--- GOAL ---
Copy down all of the data underneath, exactly as shown.

--- GIVEN DATA ---
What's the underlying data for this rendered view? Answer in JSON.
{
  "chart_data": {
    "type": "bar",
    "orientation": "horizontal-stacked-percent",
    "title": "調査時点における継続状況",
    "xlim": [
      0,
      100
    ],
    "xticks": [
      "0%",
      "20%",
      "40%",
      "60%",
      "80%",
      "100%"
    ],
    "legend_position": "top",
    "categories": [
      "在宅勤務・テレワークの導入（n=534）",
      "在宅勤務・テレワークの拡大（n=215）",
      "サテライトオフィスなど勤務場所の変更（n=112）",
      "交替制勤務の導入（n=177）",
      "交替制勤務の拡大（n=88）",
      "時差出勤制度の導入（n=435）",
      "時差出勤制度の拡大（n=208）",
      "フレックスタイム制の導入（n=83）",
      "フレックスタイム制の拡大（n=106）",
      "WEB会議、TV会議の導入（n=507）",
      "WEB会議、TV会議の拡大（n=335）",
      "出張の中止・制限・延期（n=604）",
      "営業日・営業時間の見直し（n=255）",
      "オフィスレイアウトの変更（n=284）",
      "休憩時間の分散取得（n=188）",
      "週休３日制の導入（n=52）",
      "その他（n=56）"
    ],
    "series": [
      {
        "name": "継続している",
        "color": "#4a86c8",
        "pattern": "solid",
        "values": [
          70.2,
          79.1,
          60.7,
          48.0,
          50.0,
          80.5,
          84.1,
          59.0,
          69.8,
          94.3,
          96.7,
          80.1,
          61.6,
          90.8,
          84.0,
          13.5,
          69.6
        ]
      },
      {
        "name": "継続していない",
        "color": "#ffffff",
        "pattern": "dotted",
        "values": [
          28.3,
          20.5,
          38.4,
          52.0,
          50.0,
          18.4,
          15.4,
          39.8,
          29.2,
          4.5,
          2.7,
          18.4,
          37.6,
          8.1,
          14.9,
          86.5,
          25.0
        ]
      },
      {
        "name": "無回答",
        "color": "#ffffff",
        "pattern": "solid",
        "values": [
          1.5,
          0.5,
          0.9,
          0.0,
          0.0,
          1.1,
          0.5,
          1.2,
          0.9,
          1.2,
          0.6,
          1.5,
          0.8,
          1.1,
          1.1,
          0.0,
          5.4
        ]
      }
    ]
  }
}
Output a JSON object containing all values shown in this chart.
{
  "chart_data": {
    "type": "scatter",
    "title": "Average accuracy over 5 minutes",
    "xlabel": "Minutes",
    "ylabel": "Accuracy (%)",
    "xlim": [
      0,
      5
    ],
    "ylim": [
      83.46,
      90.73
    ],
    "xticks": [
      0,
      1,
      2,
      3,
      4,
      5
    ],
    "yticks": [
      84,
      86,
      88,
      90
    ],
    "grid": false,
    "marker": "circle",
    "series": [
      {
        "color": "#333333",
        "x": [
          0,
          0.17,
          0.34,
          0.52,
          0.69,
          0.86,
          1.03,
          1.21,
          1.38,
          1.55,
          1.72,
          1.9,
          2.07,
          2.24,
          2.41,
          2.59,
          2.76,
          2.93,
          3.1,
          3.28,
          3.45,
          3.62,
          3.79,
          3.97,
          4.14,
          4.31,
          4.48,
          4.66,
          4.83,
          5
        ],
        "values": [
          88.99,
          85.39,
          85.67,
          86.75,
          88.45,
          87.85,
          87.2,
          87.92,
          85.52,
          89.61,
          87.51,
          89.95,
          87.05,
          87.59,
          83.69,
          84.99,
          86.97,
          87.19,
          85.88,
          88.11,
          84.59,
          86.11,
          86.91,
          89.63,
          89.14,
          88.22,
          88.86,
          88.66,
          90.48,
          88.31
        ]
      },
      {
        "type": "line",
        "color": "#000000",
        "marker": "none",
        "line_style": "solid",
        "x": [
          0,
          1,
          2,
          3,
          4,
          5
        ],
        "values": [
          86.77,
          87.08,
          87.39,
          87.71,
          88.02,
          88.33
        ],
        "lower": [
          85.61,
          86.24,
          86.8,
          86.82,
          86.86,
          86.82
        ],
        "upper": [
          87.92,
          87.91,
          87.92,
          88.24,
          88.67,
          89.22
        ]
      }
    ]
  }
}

--- WRITTEN RESPONSE ---
What's the underlying data for this rendered view? Answer in JSON.
{
  "chart_data": {
    "type": "bar",
    "orientation": "horizontal-stacked-percent",
    "title": "調査時点における継続状況",
    "xlim": [
      0,
      100
    ],
    "xticks": [
      "0%",
      "20%",
      "40%",
      "60%",
      "80%",
      "100%"
    ],
    "legend_position": "top",
    "categories": [
      "在宅勤務・テレワークの導入（n=534）",
      "在宅勤務・テレワークの拡大（n=215）",
      "サテライトオフィスなど勤務場所の変更（n=112）",
      "交替制勤務の導入（n=177）",
      "交替制勤務の拡大（n=88）",
      "時差出勤制度の導入（n=435）",
      "時差出勤制度の拡大（n=208）",
      "フレックスタイム制の導入（n=83）",
      "フレックスタイム制の拡大（n=106）",
      "WEB会議、TV会議の導入（n=507）",
      "WEB会議、TV会議の拡大（n=335）",
      "出張の中止・制限・延期（n=604）",
      "営業日・営業時間の見直し（n=255）",
      "オフィスレイアウトの変更（n=284）",
      "休憩時間の分散取得（n=188）",
      "週休３日制の導入（n=52）",
      "その他（n=56）"
    ],
    "series": [
      {
        "name": "継続している",
        "color": "#4a86c8",
        "pattern": "solid",
        "values": [
          70.2,
          79.1,
          60.7,
          48.0,
          50.0,
          80.5,
          84.1,
          59.0,
          69.8,
          94.3,
          96.7,
          80.1,
          61.6,
          90.8,
          84.0,
          13.5,
          69.6
        ]
      },
      {
        "name": "継続していない",
        "color": "#ffffff",
        "pattern": "dotted",
        "values": [
          28.3,
          20.5,
          38.4,
          52.0,
          50.0,
          18.4,
          15.4,
          39.8,
          29.2,
          4.5,
          2.7,
          18.4,
          37.6,
          8.1,
          14.9,
          86.5,
          25.0
        ]
      },
      {
        "name": "無回答",
        "color": "#ffffff",
        "pattern": "solid",
        "values": [
          1.5,
          0.5,
          0.9,
          0.0,
          0.0,
          1.1,
          0.5,
          1.2,
          0.9,
          1.2,
          0.6,
          1.5,
          0.8,
          1.1,
          1.1,
          0.0,
          5.4
        ]
      }
    ]
  }
}
Output a JSON object containing all values shown in this chart.
{
  "chart_data": {
    "type": "scatter",
    "title": "Average accuracy over 5 minutes",
    "xlabel": "Minutes",
    "ylabel": "Accuracy (%)",
    "xlim": [
      0,
      5
    ],
    "ylim": [
      83.46,
      90.73
    ],
    "xticks": [
      0,
      1,
      2,
      3,
      4,
      5
    ],
    "yticks": [
      84,
      86,
      88,
      90
    ],
    "grid": false,
    "marker": "circle",
    "series": [
      {
        "color": "#333333",
        "x": [
          0,
          0.17,
          0.34,
          0.52,
          0.69,
          0.86,
          1.03,
          1.21,
          1.38,
          1.55,
          1.72,
          1.9,
          2.07,
          2.24,
          2.41,
          2.59,
          2.76,
          2.93,
          3.1,
          3.28,
          3.45,
          3.62,
          3.79,
          3.97,
          4.14,
          4.31,
          4.48,
          4.66,
          4.83,
          5
        ],
        "values": [
          88.99,
          85.39,
          85.67,
          86.75,
          88.45,
          87.85,
          87.2,
          87.92,
          85.52,
          89.61,
          87.51,
          89.95,
          87.05,
          87.59,
          83.69,
          84.99,
          86.97,
          87.19,
          85.88,
          88.11,
          84.59,
          86.11,
          86.91,
          89.63,
          89.14,
          88.22,
          88.86,
          88.66,
          90.48,
          88.31
        ]
      },
      {
        "type": "line",
        "color": "#000000",
        "marker": "none",
        "line_style": "solid",
        "x": [
          0,
          1,
          2,
          3,
          4,
          5
        ],
        "values": [
          86.77,
          87.08,
          87.39,
          87.71,
          88.02,
          88.33
        ],
        "lower": [
          85.61,
          86.24,
          86.8,
          86.82,
          86.86,
          86.82
        ],
        "upper": [
          87.92,
          87.91,
          87.92,
          88.24,
          88.67,
          89.22
        ]
      }
    ]
  }
}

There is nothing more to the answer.